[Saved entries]
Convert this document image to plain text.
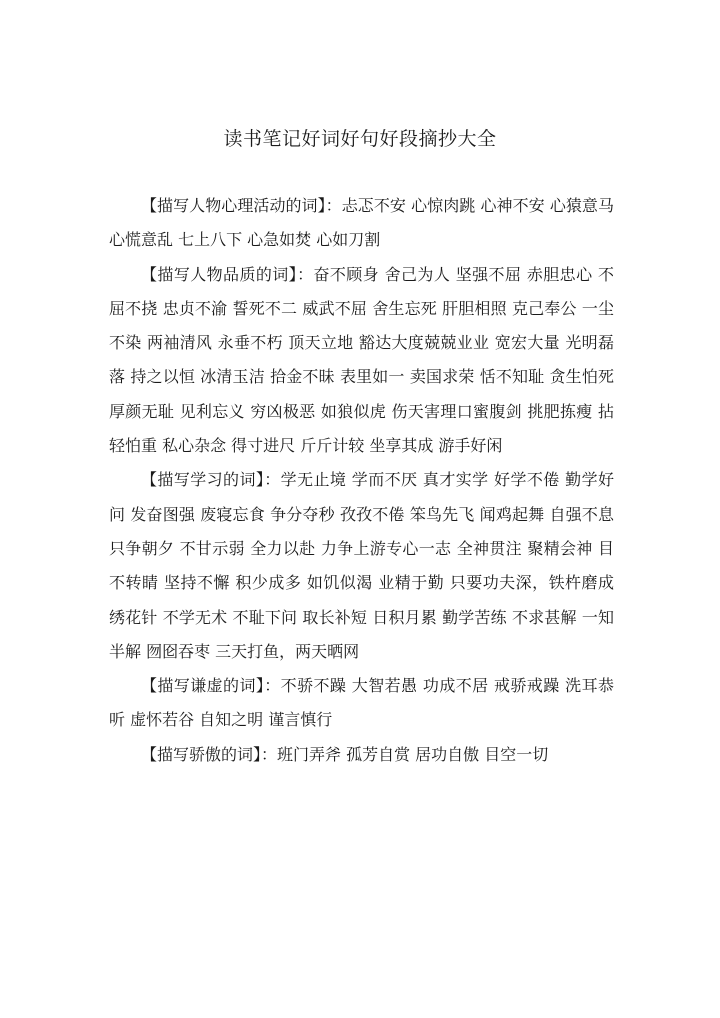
读书笔记好词好句好段摘抄大全

【描写人物心理活动的词】：忐忑不安 心惊肉跳 心神不安 心猿意马 心慌意乱 七上八下 心急如焚 心如刀割

【描写人物品质的词】：奋不顾身 舍己为人 坚强不屈 赤胆忠心 不屈不挠 忠贞不渝 誓死不二 威武不屈 舍生忘死 肝胆相照 克己奉公 一尘不染 两袖清风 永垂不朽 顶天立地 豁达大度兢兢业业 宽宏大量 光明磊落 持之以恒 冰清玉洁 拾金不昧 表里如一 卖国求荣 恬不知耻 贪生怕死 厚颜无耻 见利忘义 穷凶极恶 如狼似虎 伤天害理口蜜腹剑 挑肥拣瘦 拈轻怕重 私心杂念 得寸进尺 斤斤计较 坐享其成 游手好闲

【描写学习的词】：学无止境 学而不厌 真才实学 好学不倦 勤学好问 发奋图强 废寝忘食 争分夺秒 孜孜不倦 笨鸟先飞 闻鸡起舞 自强不息 只争朝夕 不甘示弱 全力以赴 力争上游专心一志 全神贯注 聚精会神 目不转睛 坚持不懈 积少成多 如饥似渴 业精于勤 只要功夫深，铁杵磨成绣花针 不学无术 不耻下问 取长补短 日积月累 勤学苦练 不求甚解 一知半解 囫囵吞枣 三天打鱼，两天晒网

【描写谦虚的词】：不骄不躁 大智若愚 功成不居 戒骄戒躁 洗耳恭听 虚怀若谷 自知之明 谨言慎行

【描写骄傲的词】：班门弄斧 孤芳自赏 居功自傲 目空一切
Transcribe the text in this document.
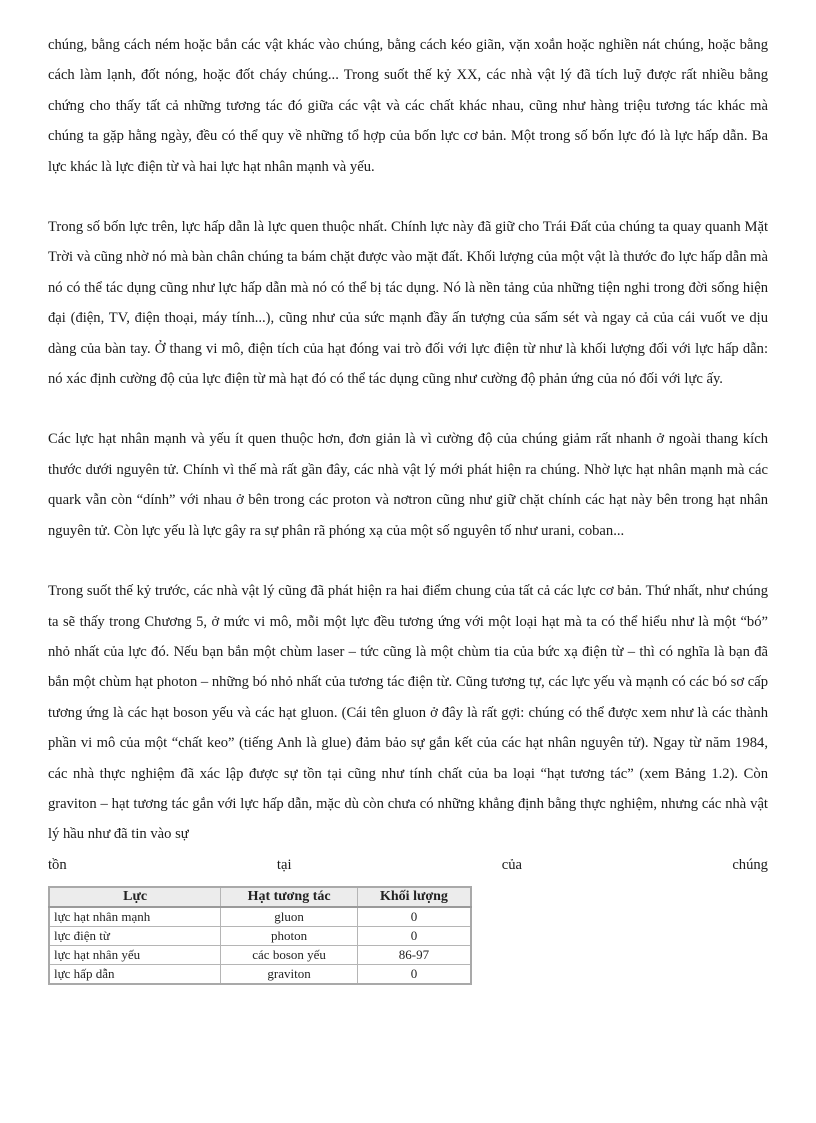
chúng, bằng cách ném hoặc bắn các vật khác vào chúng, bằng cách kéo giãn, vặn xoắn hoặc nghiền nát chúng, hoặc bằng cách làm lạnh, đốt nóng, hoặc đốt cháy chúng... Trong suốt thế kỷ XX, các nhà vật lý đã tích luỹ được rất nhiều bằng chứng cho thấy tất cả những tương tác đó giữa các vật và các chất khác nhau, cũng như hàng triệu tương tác khác mà chúng ta gặp hằng ngày, đều có thể quy về những tổ hợp của bốn lực cơ bản. Một trong số bốn lực đó là lực hấp dẫn. Ba lực khác là lực điện từ và hai lực hạt nhân mạnh và yếu.

Trong số bốn lực trên, lực hấp dẫn là lực quen thuộc nhất. Chính lực này đã giữ cho Trái Đất của chúng ta quay quanh Mặt Trời và cũng nhờ nó mà bàn chân chúng ta bám chặt được vào mặt đất. Khối lượng của một vật là thước đo lực hấp dẫn mà nó có thể tác dụng cũng như lực hấp dẫn mà nó có thể bị tác dụng. Nó là nền tảng của những tiện nghi trong đời sống hiện đại (điện, TV, điện thoại, máy tính...), cũng như của sức mạnh đầy ấn tượng của sấm sét và ngay cả của cái vuốt ve dịu dàng của bàn tay. Ở thang vi mô, điện tích của hạt đóng vai trò đối với lực điện từ như là khối lượng đối với lực hấp dẫn: nó xác định cường độ của lực điện từ mà hạt đó có thể tác dụng cũng như cường độ phản ứng của nó đối với lực ấy.

Các lực hạt nhân mạnh và yếu ít quen thuộc hơn, đơn giản là vì cường độ của chúng giảm rất nhanh ở ngoài thang kích thước dưới nguyên tử. Chính vì thế mà rất gần đây, các nhà vật lý mới phát hiện ra chúng. Nhờ lực hạt nhân mạnh mà các quark vẫn còn “dính” với nhau ở bên trong các proton và nơtron cũng như giữ chặt chính các hạt này bên trong hạt nhân nguyên tử. Còn lực yếu là lực gây ra sự phân rã phóng xạ của một số nguyên tố như urani, coban...

Trong suốt thế kỷ trước, các nhà vật lý cũng đã phát hiện ra hai điểm chung của tất cả các lực cơ bản. Thứ nhất, như chúng ta sẽ thấy trong Chương 5, ở mức vi mô, mỗi một lực đều tương ứng với một loại hạt mà ta có thể hiểu như là một “bó” nhỏ nhất của lực đó. Nếu bạn bắn một chùm laser – tức cũng là một chùm tia của bức xạ điện từ – thì có nghĩa là bạn đã bắn một chùm hạt photon – những bó nhỏ nhất của tương tác điện từ. Cũng tương tự, các lực yếu và mạnh có các bó sơ cấp tương ứng là các hạt boson yếu và các hạt gluon. (Cái tên gluon ở đây là rất gợi: chúng có thể được xem như là các thành phần vi mô của một “chất keo” (tiếng Anh là glue) đảm bảo sự gắn kết của các hạt nhân nguyên tử). Ngay từ năm 1984, các nhà thực nghiệm đã xác lập được sự tồn tại cũng như tính chất của ba loại “hạt tương tác” (xem Bảng 1.2). Còn graviton – hạt tương tác gắn với lực hấp dẫn, mặc dù còn chưa có những khẳng định bằng thực nghiệm, nhưng các nhà vật lý hầu như đã tin vào sự

tồn	tại	của	chúng
Lực	Hạt tương tác	Khối lượng
lực hạt nhân mạnh	gluon	0
lực điện từ	photon	0
lực hạt nhân yếu	các boson yếu	86-97
lực hấp dẫn	graviton	0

**SHORT EXERCISE**
Write out the records above exactly as they appear, leaving out any pictures.

**COMPLETE RESPONSE**
Convert this document image to plain text.
读书笔记好词好句好段摘抄大全

【描写人物心理活动的词】：忐忑不安 心惊肉跳 心神不安 心猿意马 心慌意乱 七上八下 心急如焚 心如刀割

【描写人物品质的词】：奋不顾身 舍己为人 坚强不屈 赤胆忠心 不屈不挠 忠贞不渝 誓死不二 威武不屈 舍生忘死 肝胆相照 克己奉公 一尘不染 两袖清风 永垂不朽 顶天立地 豁达大度兢兢业业 宽宏大量 光明磊落 持之以恒 冰清玉洁 拾金不昧 表里如一 卖国求荣 恬不知耻 贪生怕死 厚颜无耻 见利忘义 穷凶极恶 如狼似虎 伤天害理口蜜腹剑 挑肥拣瘦 拈轻怕重 私心杂念 得寸进尺 斤斤计较 坐享其成 游手好闲

【描写学习的词】：学无止境 学而不厌 真才实学 好学不倦 勤学好问 发奋图强 废寝忘食 争分夺秒 孜孜不倦 笨鸟先飞 闻鸡起舞 自强不息 只争朝夕 不甘示弱 全力以赴 力争上游专心一志 全神贯注 聚精会神 目不转睛 坚持不懈 积少成多 如饥似渴 业精于勤 只要功夫深，铁杵磨成绣花针 不学无术 不耻下问 取长补短 日积月累 勤学苦练 不求甚解 一知半解 囫囵吞枣 三天打鱼，两天晒网

【描写谦虚的词】：不骄不躁 大智若愚 功成不居 戒骄戒躁 洗耳恭听 虚怀若谷 自知之明 谨言慎行

【描写骄傲的词】：班门弄斧 孤芳自赏 居功自傲 目空一切
Transcribe the text in this document.
chúng, bằng cách ném hoặc bắn các vật khác vào chúng, bằng cách kéo giãn, vặn xoắn hoặc nghiền nát chúng, hoặc bằng cách làm lạnh, đốt nóng, hoặc đốt cháy chúng... Trong suốt thế kỷ XX, các nhà vật lý đã tích luỹ được rất nhiều bằng chứng cho thấy tất cả những tương tác đó giữa các vật và các chất khác nhau, cũng như hàng triệu tương tác khác mà chúng ta gặp hằng ngày, đều có thể quy về những tổ hợp của bốn lực cơ bản. Một trong số bốn lực đó là lực hấp dẫn. Ba lực khác là lực điện từ và hai lực hạt nhân mạnh và yếu.

Trong số bốn lực trên, lực hấp dẫn là lực quen thuộc nhất. Chính lực này đã giữ cho Trái Đất của chúng ta quay quanh Mặt Trời và cũng nhờ nó mà bàn chân chúng ta bám chặt được vào mặt đất. Khối lượng của một vật là thước đo lực hấp dẫn mà nó có thể tác dụng cũng như lực hấp dẫn mà nó có thể bị tác dụng. Nó là nền tảng của những tiện nghi trong đời sống hiện đại (điện, TV, điện thoại, máy tính...), cũng như của sức mạnh đầy ấn tượng của sấm sét và ngay cả của cái vuốt ve dịu dàng của bàn tay. Ở thang vi mô, điện tích của hạt đóng vai trò đối với lực điện từ như là khối lượng đối với lực hấp dẫn: nó xác định cường độ của lực điện từ mà hạt đó có thể tác dụng cũng như cường độ phản ứng của nó đối với lực ấy.

Các lực hạt nhân mạnh và yếu ít quen thuộc hơn, đơn giản là vì cường độ của chúng giảm rất nhanh ở ngoài thang kích thước dưới nguyên tử. Chính vì thế mà rất gần đây, các nhà vật lý mới phát hiện ra chúng. Nhờ lực hạt nhân mạnh mà các quark vẫn còn “dính” với nhau ở bên trong các proton và nơtron cũng như giữ chặt chính các hạt này bên trong hạt nhân nguyên tử. Còn lực yếu là lực gây ra sự phân rã phóng xạ của một số nguyên tố như urani, coban...

Trong suốt thế kỷ trước, các nhà vật lý cũng đã phát hiện ra hai điểm chung của tất cả các lực cơ bản. Thứ nhất, như chúng ta sẽ thấy trong Chương 5, ở mức vi mô, mỗi một lực đều tương ứng với một loại hạt mà ta có thể hiểu như là một “bó” nhỏ nhất của lực đó. Nếu bạn bắn một chùm laser – tức cũng là một chùm tia của bức xạ điện từ – thì có nghĩa là bạn đã bắn một chùm hạt photon – những bó nhỏ nhất của tương tác điện từ. Cũng tương tự, các lực yếu và mạnh có các bó sơ cấp tương ứng là các hạt boson yếu và các hạt gluon. (Cái tên gluon ở đây là rất gợi: chúng có thể được xem như là các thành phần vi mô của một “chất keo” (tiếng Anh là glue) đảm bảo sự gắn kết của các hạt nhân nguyên tử). Ngay từ năm 1984, các nhà thực nghiệm đã xác lập được sự tồn tại cũng như tính chất của ba loại “hạt tương tác” (xem Bảng 1.2). Còn graviton – hạt tương tác gắn với lực hấp dẫn, mặc dù còn chưa có những khẳng định bằng thực nghiệm, nhưng các nhà vật lý hầu như đã tin vào sự

tồn	tại	của	chúng
Lực	Hạt tương tác	Khối lượng
lực hạt nhân mạnh	gluon	0
lực điện từ	photon	0
lực hạt nhân yếu	các boson yếu	86-97
lực hấp dẫn	graviton	0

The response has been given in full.